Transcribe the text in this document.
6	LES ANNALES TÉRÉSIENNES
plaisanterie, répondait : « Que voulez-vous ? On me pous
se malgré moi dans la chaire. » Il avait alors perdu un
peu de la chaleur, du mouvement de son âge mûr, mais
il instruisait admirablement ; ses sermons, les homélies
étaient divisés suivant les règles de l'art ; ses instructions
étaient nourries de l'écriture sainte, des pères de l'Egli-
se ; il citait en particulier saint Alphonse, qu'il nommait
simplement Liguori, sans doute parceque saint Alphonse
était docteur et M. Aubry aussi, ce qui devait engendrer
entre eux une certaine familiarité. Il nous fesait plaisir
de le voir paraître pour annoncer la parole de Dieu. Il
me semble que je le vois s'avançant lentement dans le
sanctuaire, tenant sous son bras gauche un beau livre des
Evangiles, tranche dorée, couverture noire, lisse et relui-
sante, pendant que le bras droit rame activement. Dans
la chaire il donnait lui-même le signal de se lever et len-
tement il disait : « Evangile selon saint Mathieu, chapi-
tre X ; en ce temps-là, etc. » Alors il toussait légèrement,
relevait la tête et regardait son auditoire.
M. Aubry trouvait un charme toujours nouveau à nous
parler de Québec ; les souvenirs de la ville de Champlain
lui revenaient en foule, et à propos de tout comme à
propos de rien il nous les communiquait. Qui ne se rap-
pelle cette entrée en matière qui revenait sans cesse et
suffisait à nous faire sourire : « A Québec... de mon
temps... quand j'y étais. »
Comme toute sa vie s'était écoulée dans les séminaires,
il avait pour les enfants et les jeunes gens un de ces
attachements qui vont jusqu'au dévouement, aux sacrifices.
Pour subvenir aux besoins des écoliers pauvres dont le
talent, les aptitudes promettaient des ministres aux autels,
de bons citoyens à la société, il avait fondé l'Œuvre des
────────────────────
Task instructions: Identify the lines that contain the string "était", and copy every one of them.

Response for this exercise:
était docteur et M. Aubry aussi, ce qui devait engendrer
Comme toute sa vie s'était écoulée dans les séminaires,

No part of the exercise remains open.